#### MATERIAL FOR THE TASK
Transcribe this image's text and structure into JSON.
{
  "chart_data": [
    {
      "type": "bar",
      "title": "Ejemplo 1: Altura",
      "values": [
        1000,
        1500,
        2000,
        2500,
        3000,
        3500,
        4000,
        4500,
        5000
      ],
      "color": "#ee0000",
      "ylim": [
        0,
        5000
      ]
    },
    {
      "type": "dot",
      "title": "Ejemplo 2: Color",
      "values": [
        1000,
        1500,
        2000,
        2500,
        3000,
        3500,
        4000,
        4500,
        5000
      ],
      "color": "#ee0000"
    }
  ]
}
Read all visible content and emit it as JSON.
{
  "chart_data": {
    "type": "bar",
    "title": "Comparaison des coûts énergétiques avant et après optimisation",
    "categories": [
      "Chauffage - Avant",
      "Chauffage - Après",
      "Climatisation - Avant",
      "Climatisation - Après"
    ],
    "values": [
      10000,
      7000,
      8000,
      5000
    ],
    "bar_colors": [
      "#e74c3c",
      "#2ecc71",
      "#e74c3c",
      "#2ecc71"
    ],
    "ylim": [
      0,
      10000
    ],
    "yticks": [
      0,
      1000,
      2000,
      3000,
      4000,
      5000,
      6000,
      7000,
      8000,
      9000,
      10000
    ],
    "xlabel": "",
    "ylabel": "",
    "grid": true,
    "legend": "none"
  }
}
########
AIM OF THE EXERCISE
Copy down the material exactly as written.

SOLUTION FOR THIS TASK
Transcribe this image's text and structure into JSON.
{
  "chart_data": [
    {
      "type": "bar",
      "title": "Ejemplo 1: Altura",
      "values": [
        1000,
        1500,
        2000,
        2500,
        3000,
        3500,
        4000,
        4500,
        5000
      ],
      "color": "#ee0000",
      "ylim": [
        0,
        5000
      ]
    },
    {
      "type": "dot",
      "title": "Ejemplo 2: Color",
      "values": [
        1000,
        1500,
        2000,
        2500,
        3000,
        3500,
        4000,
        4500,
        5000
      ],
      "color": "#ee0000"
    }
  ]
}
Read all visible content and emit it as JSON.
{
  "chart_data": {
    "type": "bar",
    "title": "Comparaison des coûts énergétiques avant et après optimisation",
    "categories": [
      "Chauffage - Avant",
      "Chauffage - Après",
      "Climatisation - Avant",
      "Climatisation - Après"
    ],
    "values": [
      10000,
      7000,
      8000,
      5000
    ],
    "bar_colors": [
      "#e74c3c",
      "#2ecc71",
      "#e74c3c",
      "#2ecc71"
    ],
    "ylim": [
      0,
      10000
    ],
    "yticks": [
      0,
      1000,
      2000,
      3000,
      4000,
      5000,
      6000,
      7000,
      8000,
      9000,
      10000
    ],
    "xlabel": "",
    "ylabel": "",
    "grid": true,
    "legend": "none"
  }
}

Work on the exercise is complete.